▶ **What you need to do**:
Copy the material that follows word for word and omit its pictures.

# Data supplied start

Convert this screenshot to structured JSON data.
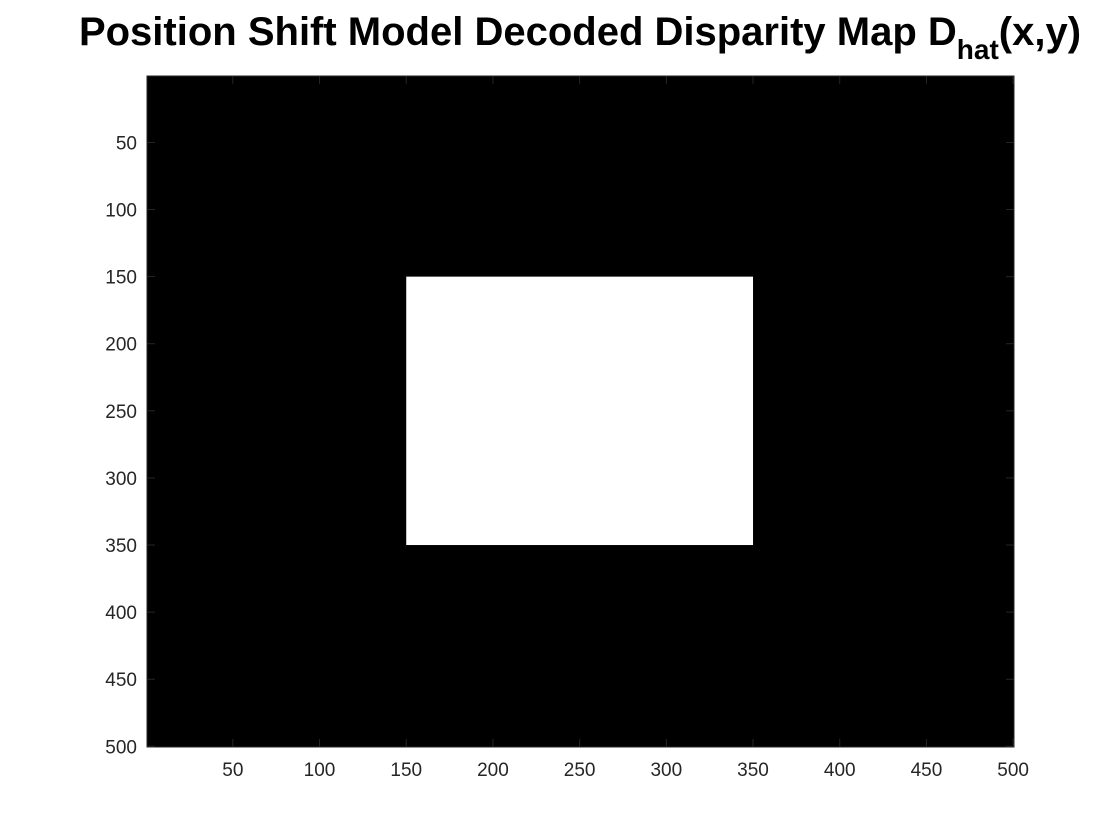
{
  "chart_data": {
    "type": "heatmap",
    "title": {
      "main": "Position Shift Model Decoded Disparity Map D",
      "subscript": "hat",
      "suffix": "(x,y)"
    },
    "xlabel": "",
    "ylabel": "",
    "xlim": [
      0.5,
      500.5
    ],
    "ylim": [
      0.5,
      500.5
    ],
    "y_reversed": true,
    "grid": false,
    "colormap": [
      "#000000",
      "#ffffff"
    ],
    "x_ticks": [
      50,
      100,
      150,
      200,
      250,
      300,
      350,
      400,
      450,
      500
    ],
    "y_ticks": [
      50,
      100,
      150,
      200,
      250,
      300,
      350,
      400,
      450,
      500
    ],
    "background_value": 0,
    "regions": [
      {
        "x": [
          150,
          350
        ],
        "y": [
          150,
          350
        ],
        "value": 1
      }
    ]
  }
}
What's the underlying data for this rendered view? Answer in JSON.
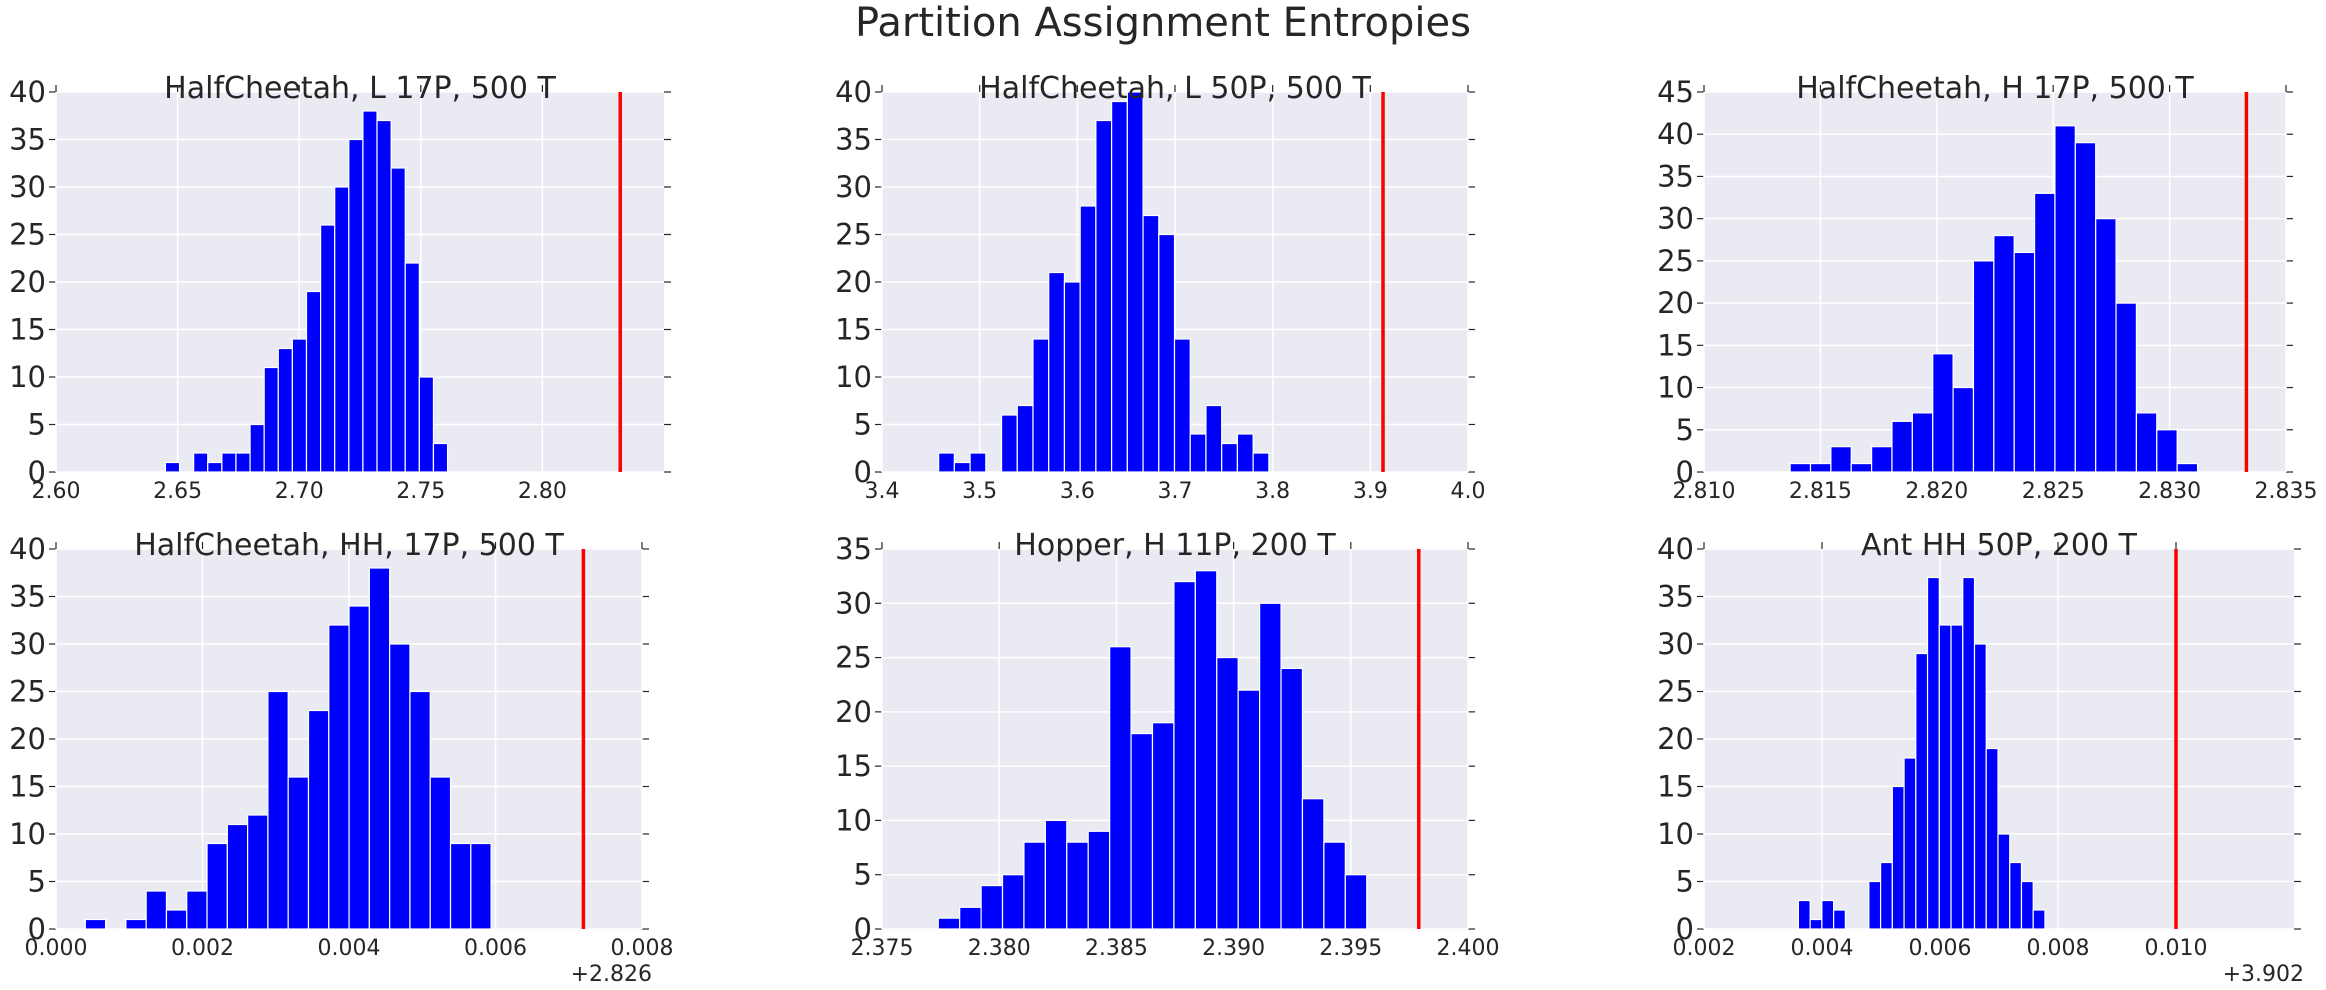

# Data supplied end

▶ **Answer for this exercise**:
Convert this screenshot to structured JSON data.
{
  "chart_data": {
    "type": "heatmap",
    "title": {
      "main": "Position Shift Model Decoded Disparity Map D",
      "subscript": "hat",
      "suffix": "(x,y)"
    },
    "xlabel": "",
    "ylabel": "",
    "xlim": [
      0.5,
      500.5
    ],
    "ylim": [
      0.5,
      500.5
    ],
    "y_reversed": true,
    "grid": false,
    "colormap": [
      "#000000",
      "#ffffff"
    ],
    "x_ticks": [
      50,
      100,
      150,
      200,
      250,
      300,
      350,
      400,
      450,
      500
    ],
    "y_ticks": [
      50,
      100,
      150,
      200,
      250,
      300,
      350,
      400,
      450,
      500
    ],
    "background_value": 0,
    "regions": [
      {
        "x": [
          150,
          350
        ],
        "y": [
          150,
          350
        ],
        "value": 1
      }
    ]
  }
}
What's the underlying data for this rendered view? Answer in JSON.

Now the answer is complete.